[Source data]
__________

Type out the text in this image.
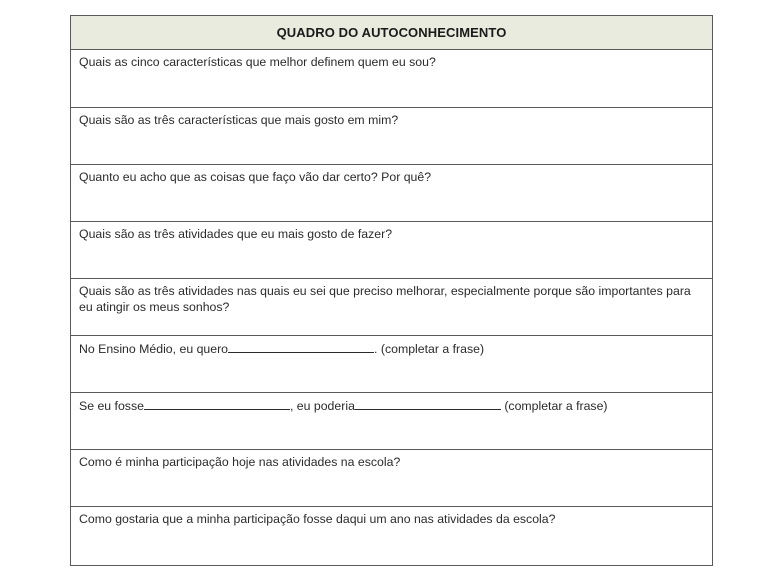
QUADRO DO AUTOCONHECIMENTO
Quais as cinco características que melhor definem quem eu sou?
Quais são as três características que mais gosto em mim?
Quanto eu acho que as coisas que faço vão dar certo? Por quê?
Quais são as três atividades que eu mais gosto de fazer?
Quais são as três atividades nas quais eu sei que preciso melhorar, especialmente porque são importantes para eu atingir os meus sonhos?
No Ensino Médio, eu quero	. (completar a frase)
Se eu fosse	, eu poderia	(completar a frase)
Como é minha participação hoje nas atividades na escola?
Como gostaria que a minha participação fosse daqui um ano nas atividades da escola?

__________

(Task brief): Return each line of the data, keeping its wording exact and omitting pictures.

(Task answer):
Type out the text in this image.
QUADRO DO AUTOCONHECIMENTO
Quais as cinco características que melhor definem quem eu sou?
Quais são as três características que mais gosto em mim?
Quanto eu acho que as coisas que faço vão dar certo? Por quê?
Quais são as três atividades que eu mais gosto de fazer?
Quais são as três atividades nas quais eu sei que preciso melhorar, especialmente porque são importantes para eu atingir os meus sonhos?
No Ensino Médio, eu quero	. (completar a frase)
Se eu fosse	, eu poderia	(completar a frase)
Como é minha participação hoje nas atividades na escola?
Como gostaria que a minha participação fosse daqui um ano nas atividades da escola?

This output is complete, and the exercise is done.